> [CHALLENGE A]: According to the Russ & Daughters article, what year did Joel Russ open his store?
> [CHALLENGE B]: Name every food that the Russ & Daughters article mentions.
> [CHALLENGE C]: Carry the Russ & Daughters article on from its final sentence.

Russ & Daughters’ | Go For the Food-NYC
This undated historic image provided by Russ & Daughters shows Russ & Daughters’ take-out shop on the Lower East Side of New York City, which sells traditional Jewish appetizing foods to go like smoked fish and chopped liver. The business was founded in 1914, and this year the fourth generation to run the store opened a sit-down cafe nearby. AP Photo/Russ & Daughters

NEW YORK – Russ & Daughters has been a New York City institution on the Lower East Side for 100 years, a deli selling what’s known as “appetizing” – traditional foods like bagels and lox that were brought here from Eastern Europe by Jewish immigrants, but are now standard breakfast and brunch fare around the city and beyond.

Fortunately for tourists who don’t have a kitchen to take these goodies home to – and anyone else who’d prefer their chopped liver sitting down rather than to go – Russ & Daughters opened a cafe earlier this year three blocks from the store. It’s run by cousins Josh Russ Tupper and Niki Russ Federman, the fourth generation of Russes in the family business. They’re the great-grandchildren of the founder, the late Joel Russ, a Polish immigrant who sold food from a pushcart before opening a store in 1914.

> [DATASET EXCERPT]:

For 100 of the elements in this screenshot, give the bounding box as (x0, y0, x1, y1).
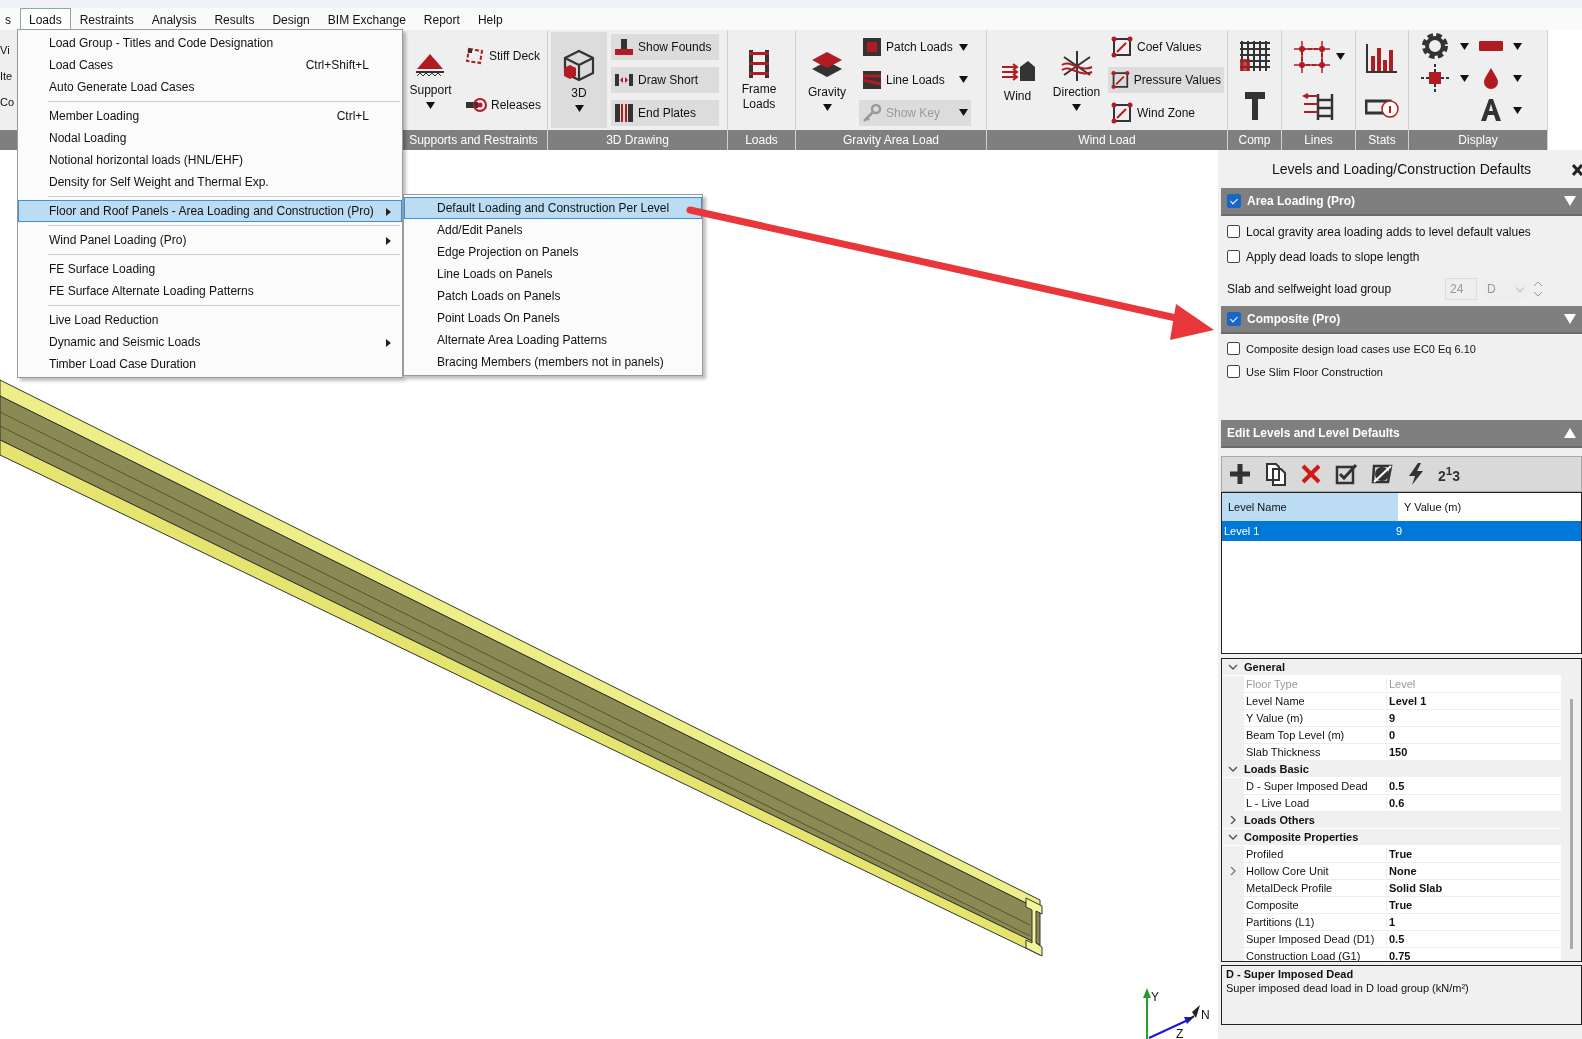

> [TASK OUTPUT A]: 1914

> [TASK OUTPUT B]: Smoked fish, chopped liver, bagels, lox

> [TASK OUTPUT C]:
Not only does the cafe food stand up to the store’s hallowed reputation, but the entire experience of dining there is just a load of fun. There are nods to the original Russ & Daughters, like enormous hunks of salmon in glass display cases and the menu’s retro typeface, which echoes the neon sign on the takeout shop. Many menu items are named with a charming wink at Yiddish – combo plates like “Mensch” and “Shtetl.” Diners sit beneath lit-up signs for “PICKLES FROM THE BARREL” and “BELLY LOX.”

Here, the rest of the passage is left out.